WRITTEN REQUEST: Exactly as written, print each record in the listing.

[Start of MATERIAL PROVIDED]

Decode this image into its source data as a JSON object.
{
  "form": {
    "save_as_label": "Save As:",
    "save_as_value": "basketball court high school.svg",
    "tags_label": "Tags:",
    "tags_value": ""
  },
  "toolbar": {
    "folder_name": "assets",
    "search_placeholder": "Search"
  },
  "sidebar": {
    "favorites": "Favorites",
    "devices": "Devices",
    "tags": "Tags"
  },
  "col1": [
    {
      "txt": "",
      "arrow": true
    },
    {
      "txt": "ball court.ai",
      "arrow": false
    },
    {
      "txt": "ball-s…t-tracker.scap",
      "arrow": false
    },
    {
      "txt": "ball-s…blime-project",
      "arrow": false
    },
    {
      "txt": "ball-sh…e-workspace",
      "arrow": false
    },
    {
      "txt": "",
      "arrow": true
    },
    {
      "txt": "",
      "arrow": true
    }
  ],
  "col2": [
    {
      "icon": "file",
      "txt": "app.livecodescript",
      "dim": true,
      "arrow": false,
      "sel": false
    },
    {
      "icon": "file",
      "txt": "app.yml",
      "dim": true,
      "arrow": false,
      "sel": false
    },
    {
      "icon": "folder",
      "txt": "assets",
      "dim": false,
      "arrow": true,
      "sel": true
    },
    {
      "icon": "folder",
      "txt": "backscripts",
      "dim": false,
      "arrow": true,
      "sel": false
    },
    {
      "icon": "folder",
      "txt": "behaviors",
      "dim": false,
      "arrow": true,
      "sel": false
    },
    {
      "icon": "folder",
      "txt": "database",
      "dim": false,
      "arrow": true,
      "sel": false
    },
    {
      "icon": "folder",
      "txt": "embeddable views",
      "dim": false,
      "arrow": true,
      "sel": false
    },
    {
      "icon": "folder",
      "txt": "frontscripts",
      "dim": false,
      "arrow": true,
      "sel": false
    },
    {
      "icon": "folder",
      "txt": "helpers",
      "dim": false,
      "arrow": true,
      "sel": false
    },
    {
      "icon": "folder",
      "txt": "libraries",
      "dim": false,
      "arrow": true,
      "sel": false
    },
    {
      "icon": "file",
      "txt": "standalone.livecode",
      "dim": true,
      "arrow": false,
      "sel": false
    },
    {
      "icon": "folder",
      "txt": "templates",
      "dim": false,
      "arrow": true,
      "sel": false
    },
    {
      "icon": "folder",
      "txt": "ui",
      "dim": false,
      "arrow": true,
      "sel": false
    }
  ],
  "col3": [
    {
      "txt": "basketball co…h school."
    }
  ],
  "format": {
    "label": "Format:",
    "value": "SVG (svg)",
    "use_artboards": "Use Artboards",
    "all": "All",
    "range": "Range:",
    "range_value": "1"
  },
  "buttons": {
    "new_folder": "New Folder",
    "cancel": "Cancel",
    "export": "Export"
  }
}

[End of MATERIAL PROVIDED]

RESPONSE BELOW:
Decode this image into its source data as a JSON object.
{
  "form": {
    "save_as_label": "Save As:",
    "save_as_value": "basketball court high school.svg",
    "tags_label": "Tags:",
    "tags_value": ""
  },
  "toolbar": {
    "folder_name": "assets",
    "search_placeholder": "Search"
  },
  "sidebar": {
    "favorites": "Favorites",
    "devices": "Devices",
    "tags": "Tags"
  },
  "col1": [
    {
      "txt": "",
      "arrow": true
    },
    {
      "txt": "ball court.ai",
      "arrow": false
    },
    {
      "txt": "ball-s…t-tracker.scap",
      "arrow": false
    },
    {
      "txt": "ball-s…blime-project",
      "arrow": false
    },
    {
      "txt": "ball-sh…e-workspace",
      "arrow": false
    },
    {
      "txt": "",
      "arrow": true
    },
    {
      "txt": "",
      "arrow": true
    }
  ],
  "col2": [
    {
      "icon": "file",
      "txt": "app.livecodescript",
      "dim": true,
      "arrow": false,
      "sel": false
    },
    {
      "icon": "file",
      "txt": "app.yml",
      "dim": true,
      "arrow": false,
      "sel": false
    },
    {
      "icon": "folder",
      "txt": "assets",
      "dim": false,
      "arrow": true,
      "sel": true
    },
    {
      "icon": "folder",
      "txt": "backscripts",
      "dim": false,
      "arrow": true,
      "sel": false
    },
    {
      "icon": "folder",
      "txt": "behaviors",
      "dim": false,
      "arrow": true,
      "sel": false
    },
    {
      "icon": "folder",
      "txt": "database",
      "dim": false,
      "arrow": true,
      "sel": false
    },
    {
      "icon": "folder",
      "txt": "embeddable views",
      "dim": false,
      "arrow": true,
      "sel": false
    },
    {
      "icon": "folder",
      "txt": "frontscripts",
      "dim": false,
      "arrow": true,
      "sel": false
    },
    {
      "icon": "folder",
      "txt": "helpers",
      "dim": false,
      "arrow": true,
      "sel": false
    },
    {
      "icon": "folder",
      "txt": "libraries",
      "dim": false,
      "arrow": true,
      "sel": false
    },
    {
      "icon": "file",
      "txt": "standalone.livecode",
      "dim": true,
      "arrow": false,
      "sel": false
    },
    {
      "icon": "folder",
      "txt": "templates",
      "dim": false,
      "arrow": true,
      "sel": false
    },
    {
      "icon": "folder",
      "txt": "ui",
      "dim": false,
      "arrow": true,
      "sel": false
    }
  ],
  "col3": [
    {
      "txt": "basketball co…h school."
    }
  ],
  "format": {
    "label": "Format:",
    "value": "SVG (svg)",
    "use_artboards": "Use Artboards",
    "all": "All",
    "range": "Range:",
    "range_value": "1"
  },
  "buttons": {
    "new_folder": "New Folder",
    "cancel": "Cancel",
    "export": "Export"
  }
}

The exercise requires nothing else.